%%

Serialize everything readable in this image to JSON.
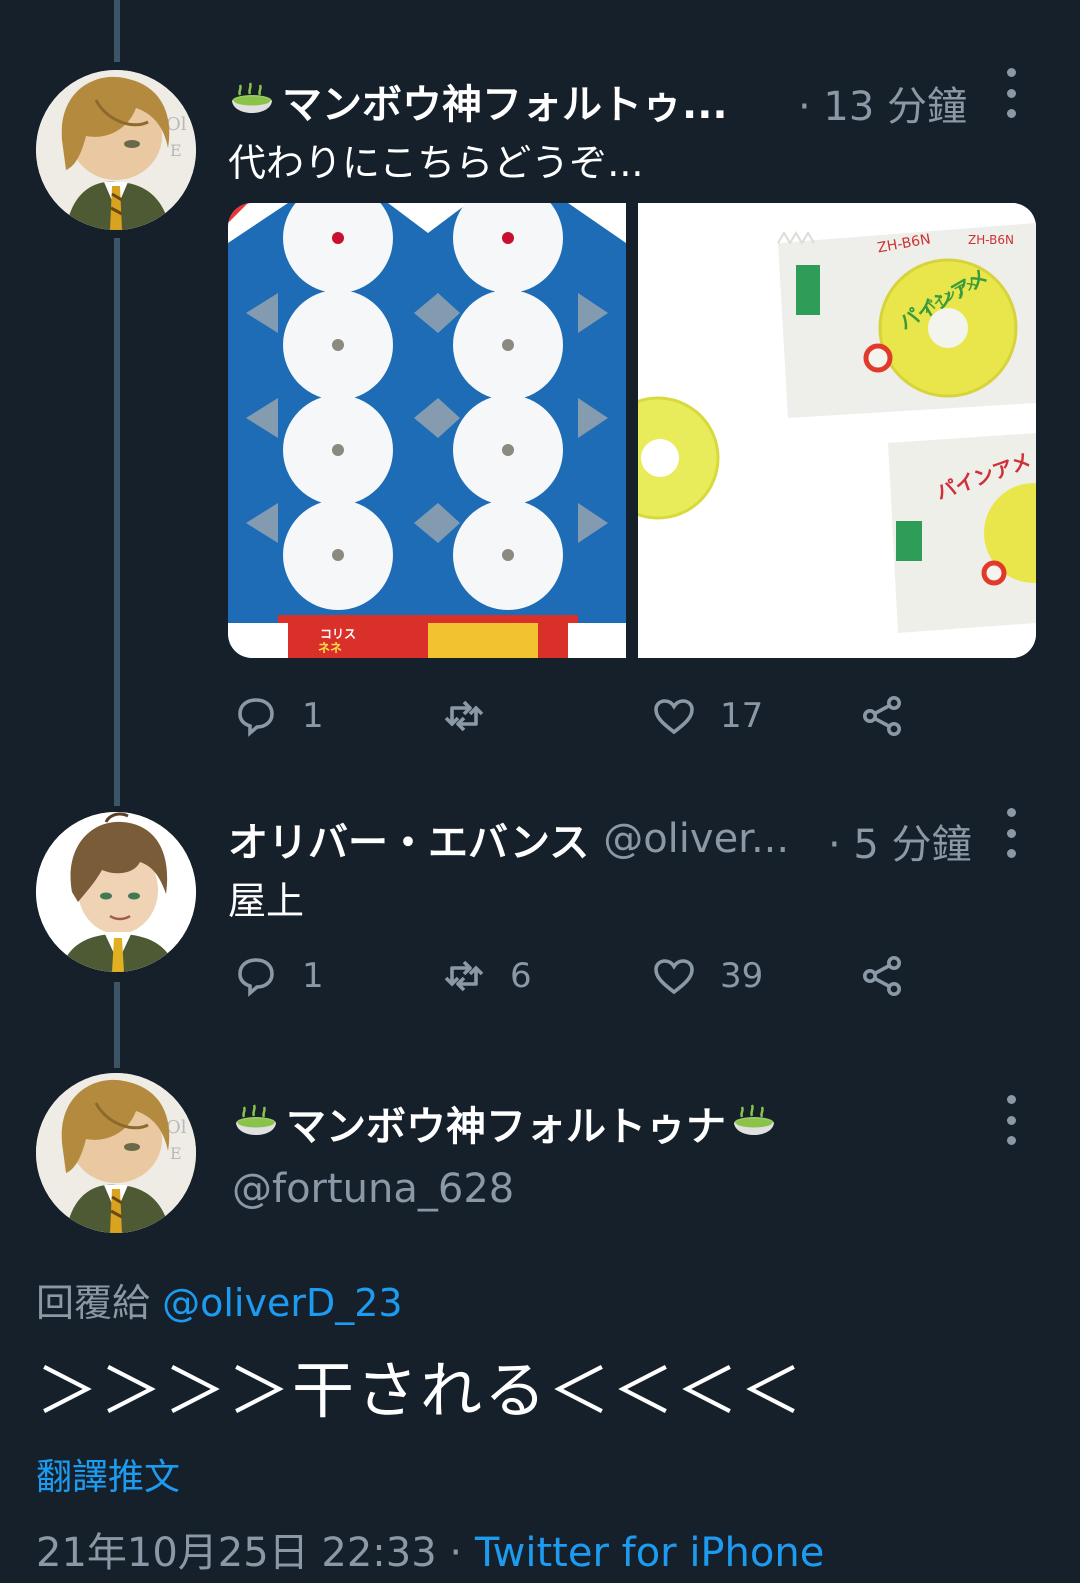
{
  "tweet1": {
    "display_name": "マンボウ神フォルトゥ...",
    "time": "· 13 分鐘",
    "text": "代わりにこちらどうぞ...",
    "replies": "1",
    "retweets": "",
    "likes": "17"
  },
  "tweet2": {
    "display_name": "オリバー・エバンス",
    "handle": "@oliver...",
    "time": "· 5 分鐘",
    "text": "屋上",
    "replies": "1",
    "retweets": "6",
    "likes": "39"
  },
  "main_tweet": {
    "display_name": "マンボウ神フォルトゥナ",
    "handle": "@fortuna_628",
    "reply_prefix": "回覆給",
    "reply_handle": "@oliverD_23",
    "text": "＞＞＞＞干される＜＜＜＜",
    "translate": "翻譯推文",
    "timestamp": "21年10月25日 22:33 · ",
    "source": "Twitter for iPhone"
  },
  "media_labels": {
    "left_pack": "コリス",
    "left_pack2": "ネネ",
    "right_label": "パインアメ",
    "right_code": "ZH-B6N"
  },
  "colors": {
    "background": "#15202b",
    "secondary_text": "#8b98a5",
    "link": "#1d9bf0",
    "thread_line": "#3d5466"
  }
}
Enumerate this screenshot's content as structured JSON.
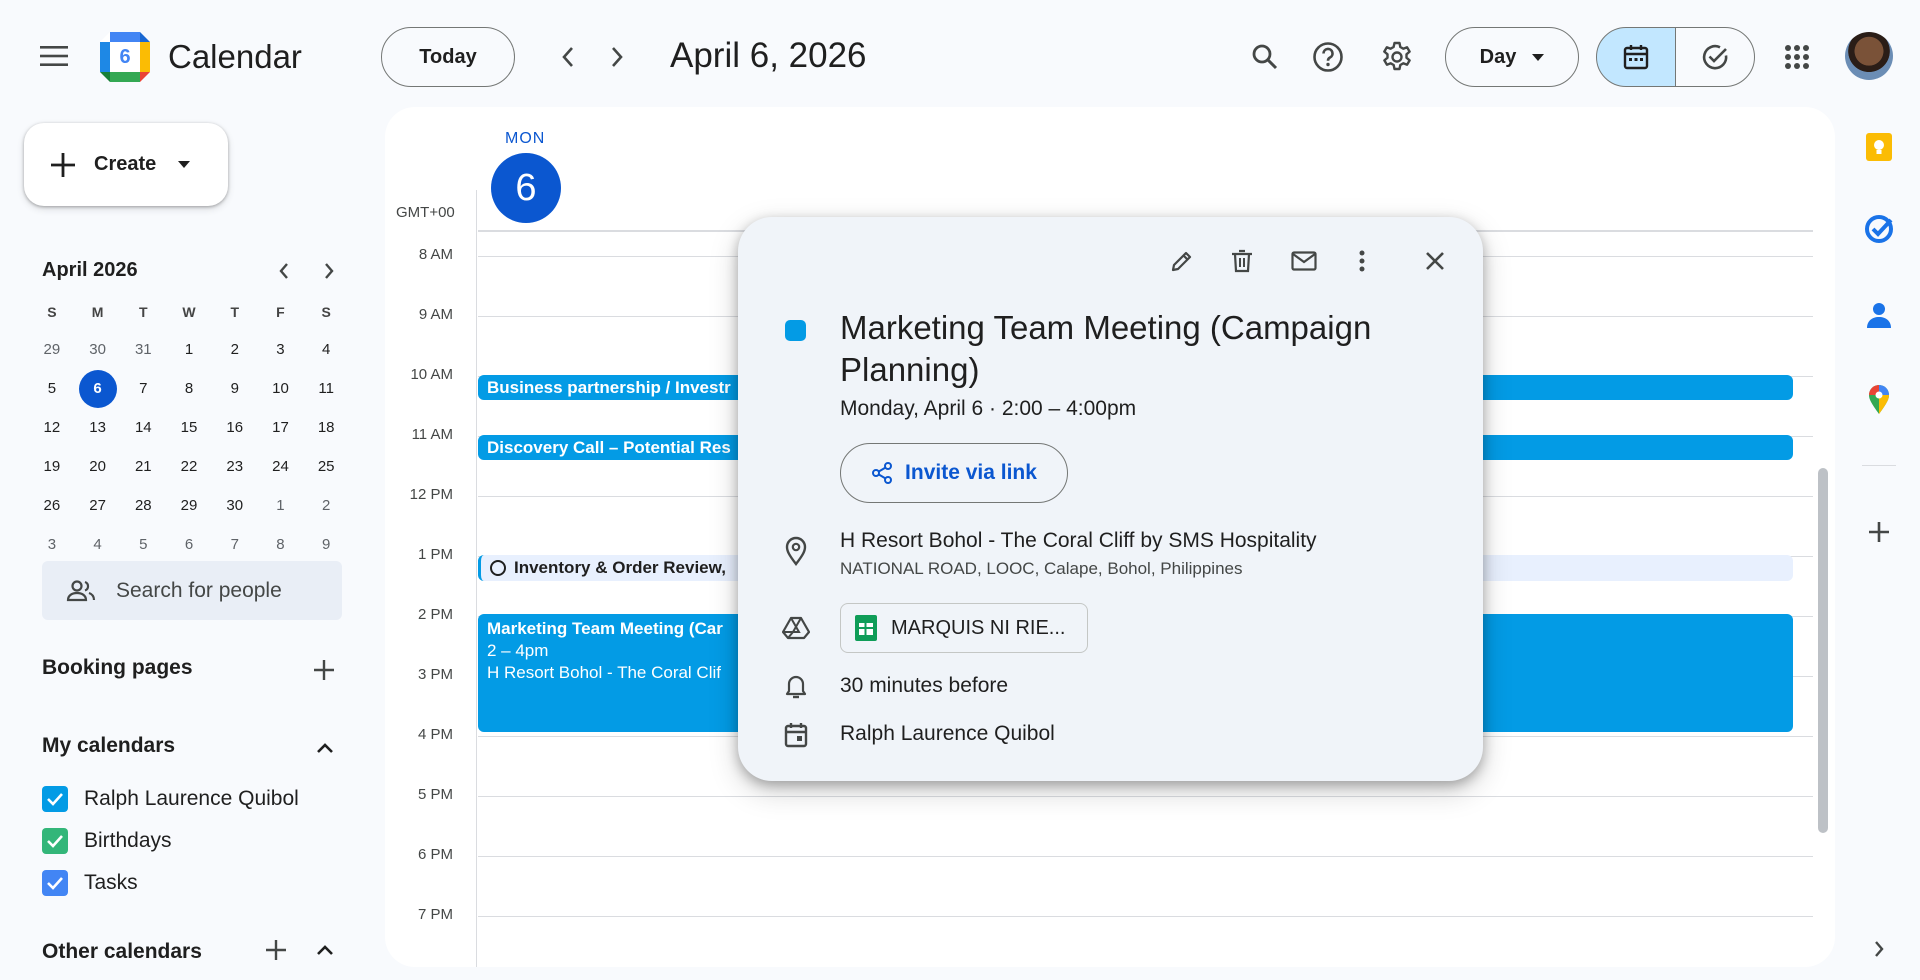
{
  "app": {
    "title": "Calendar",
    "logo_day": "6",
    "colors": {
      "primary": "#0b57d0",
      "event": "#039be5",
      "selected_view_bg": "#c2e7ff",
      "panel_bg": "#ffffff",
      "page_bg": "#f8fafd"
    }
  },
  "header": {
    "today_label": "Today",
    "current_date": "April 6, 2026",
    "view_select": "Day",
    "icons": [
      "menu-icon",
      "chevron-left-icon",
      "chevron-right-icon",
      "search-icon",
      "help-icon",
      "settings-icon",
      "calendar-view-icon",
      "tasks-view-icon",
      "apps-icon"
    ]
  },
  "sidebar": {
    "create_label": "Create",
    "mini_calendar": {
      "title": "April 2026",
      "weekdays": [
        "S",
        "M",
        "T",
        "W",
        "T",
        "F",
        "S"
      ],
      "weeks": [
        [
          "29",
          "30",
          "31",
          "1",
          "2",
          "3",
          "4"
        ],
        [
          "5",
          "6",
          "7",
          "8",
          "9",
          "10",
          "11"
        ],
        [
          "12",
          "13",
          "14",
          "15",
          "16",
          "17",
          "18"
        ],
        [
          "19",
          "20",
          "21",
          "22",
          "23",
          "24",
          "25"
        ],
        [
          "26",
          "27",
          "28",
          "29",
          "30",
          "1",
          "2"
        ],
        [
          "3",
          "4",
          "5",
          "6",
          "7",
          "8",
          "9"
        ]
      ],
      "selected": "6"
    },
    "search_people_placeholder": "Search for people",
    "booking_pages_label": "Booking pages",
    "my_calendars_label": "My calendars",
    "my_calendars": [
      {
        "name": "Ralph Laurence Quibol",
        "color": "#039be5",
        "checked": true
      },
      {
        "name": "Birthdays",
        "color": "#33b679",
        "checked": true
      },
      {
        "name": "Tasks",
        "color": "#4285f4",
        "checked": true
      }
    ],
    "other_calendars_label": "Other calendars"
  },
  "day_view": {
    "day_of_week": "MON",
    "day_number": "6",
    "timezone": "GMT+00",
    "hours": [
      "8 AM",
      "9 AM",
      "10 AM",
      "11 AM",
      "12 PM",
      "1 PM",
      "2 PM",
      "3 PM",
      "4 PM",
      "5 PM",
      "6 PM",
      "7 PM"
    ],
    "events": [
      {
        "title": "Business partnership / Investr"
      },
      {
        "title": "Discovery Call – Potential Res"
      },
      {
        "title": "Inventory & Order Review,"
      },
      {
        "title": "Marketing Team Meeting (Car",
        "time": "2 – 4pm",
        "location": "H Resort Bohol - The Coral Clif"
      }
    ]
  },
  "popup": {
    "title": "Marketing Team Meeting (Campaign Planning)",
    "when": "Monday, April 6  ·  2:00 – 4:00pm",
    "invite_label": "Invite via link",
    "location_name": "H Resort Bohol - The Coral Cliff by SMS Hospitality",
    "location_address": "NATIONAL ROAD, LOOC, Calape, Bohol, Philippines",
    "attachment": "MARQUIS NI RIE...",
    "reminder": "30 minutes before",
    "calendar_owner": "Ralph Laurence Quibol",
    "event_color": "#039be5"
  },
  "right_rail": {
    "icons": [
      "keep-icon",
      "tasks-icon",
      "contacts-icon",
      "maps-icon",
      "add-addon-icon",
      "chevron-right-icon"
    ]
  }
}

%%

_Description of the task_: Return all the entries word for word, but omit any pictures they contain.

_Complete response_:
Serialize everything readable in this image to JSON.
{
  "tweet1": {
    "display_name": "マンボウ神フォルトゥ...",
    "time": "· 13 分鐘",
    "text": "代わりにこちらどうぞ...",
    "replies": "1",
    "retweets": "",
    "likes": "17"
  },
  "tweet2": {
    "display_name": "オリバー・エバンス",
    "handle": "@oliver...",
    "time": "· 5 分鐘",
    "text": "屋上",
    "replies": "1",
    "retweets": "6",
    "likes": "39"
  },
  "main_tweet": {
    "display_name": "マンボウ神フォルトゥナ",
    "handle": "@fortuna_628",
    "reply_prefix": "回覆給",
    "reply_handle": "@oliverD_23",
    "text": "＞＞＞＞干される＜＜＜＜",
    "translate": "翻譯推文",
    "timestamp": "21年10月25日 22:33 · ",
    "source": "Twitter for iPhone"
  },
  "media_labels": {
    "left_pack": "コリス",
    "left_pack2": "ネネ",
    "right_label": "パインアメ",
    "right_code": "ZH-B6N"
  },
  "colors": {
    "background": "#15202b",
    "secondary_text": "#8b98a5",
    "link": "#1d9bf0",
    "thread_line": "#3d5466"
  }
}
Enumerate this screenshot's content as structured JSON.
{
  "app": {
    "title": "Calendar",
    "logo_day": "6",
    "colors": {
      "primary": "#0b57d0",
      "event": "#039be5",
      "selected_view_bg": "#c2e7ff",
      "panel_bg": "#ffffff",
      "page_bg": "#f8fafd"
    }
  },
  "header": {
    "today_label": "Today",
    "current_date": "April 6, 2026",
    "view_select": "Day",
    "icons": [
      "menu-icon",
      "chevron-left-icon",
      "chevron-right-icon",
      "search-icon",
      "help-icon",
      "settings-icon",
      "calendar-view-icon",
      "tasks-view-icon",
      "apps-icon"
    ]
  },
  "sidebar": {
    "create_label": "Create",
    "mini_calendar": {
      "title": "April 2026",
      "weekdays": [
        "S",
        "M",
        "T",
        "W",
        "T",
        "F",
        "S"
      ],
      "weeks": [
        [
          "29",
          "30",
          "31",
          "1",
          "2",
          "3",
          "4"
        ],
        [
          "5",
          "6",
          "7",
          "8",
          "9",
          "10",
          "11"
        ],
        [
          "12",
          "13",
          "14",
          "15",
          "16",
          "17",
          "18"
        ],
        [
          "19",
          "20",
          "21",
          "22",
          "23",
          "24",
          "25"
        ],
        [
          "26",
          "27",
          "28",
          "29",
          "30",
          "1",
          "2"
        ],
        [
          "3",
          "4",
          "5",
          "6",
          "7",
          "8",
          "9"
        ]
      ],
      "selected": "6"
    },
    "search_people_placeholder": "Search for people",
    "booking_pages_label": "Booking pages",
    "my_calendars_label": "My calendars",
    "my_calendars": [
      {
        "name": "Ralph Laurence Quibol",
        "color": "#039be5",
        "checked": true
      },
      {
        "name": "Birthdays",
        "color": "#33b679",
        "checked": true
      },
      {
        "name": "Tasks",
        "color": "#4285f4",
        "checked": true
      }
    ],
    "other_calendars_label": "Other calendars"
  },
  "day_view": {
    "day_of_week": "MON",
    "day_number": "6",
    "timezone": "GMT+00",
    "hours": [
      "8 AM",
      "9 AM",
      "10 AM",
      "11 AM",
      "12 PM",
      "1 PM",
      "2 PM",
      "3 PM",
      "4 PM",
      "5 PM",
      "6 PM",
      "7 PM"
    ],
    "events": [
      {
        "title": "Business partnership / Investr"
      },
      {
        "title": "Discovery Call – Potential Res"
      },
      {
        "title": "Inventory & Order Review,"
      },
      {
        "title": "Marketing Team Meeting (Car",
        "time": "2 – 4pm",
        "location": "H Resort Bohol - The Coral Clif"
      }
    ]
  },
  "popup": {
    "title": "Marketing Team Meeting (Campaign Planning)",
    "when": "Monday, April 6  ·  2:00 – 4:00pm",
    "invite_label": "Invite via link",
    "location_name": "H Resort Bohol - The Coral Cliff by SMS Hospitality",
    "location_address": "NATIONAL ROAD, LOOC, Calape, Bohol, Philippines",
    "attachment": "MARQUIS NI RIE...",
    "reminder": "30 minutes before",
    "calendar_owner": "Ralph Laurence Quibol",
    "event_color": "#039be5"
  },
  "right_rail": {
    "icons": [
      "keep-icon",
      "tasks-icon",
      "contacts-icon",
      "maps-icon",
      "add-addon-icon",
      "chevron-right-icon"
    ]
  }
}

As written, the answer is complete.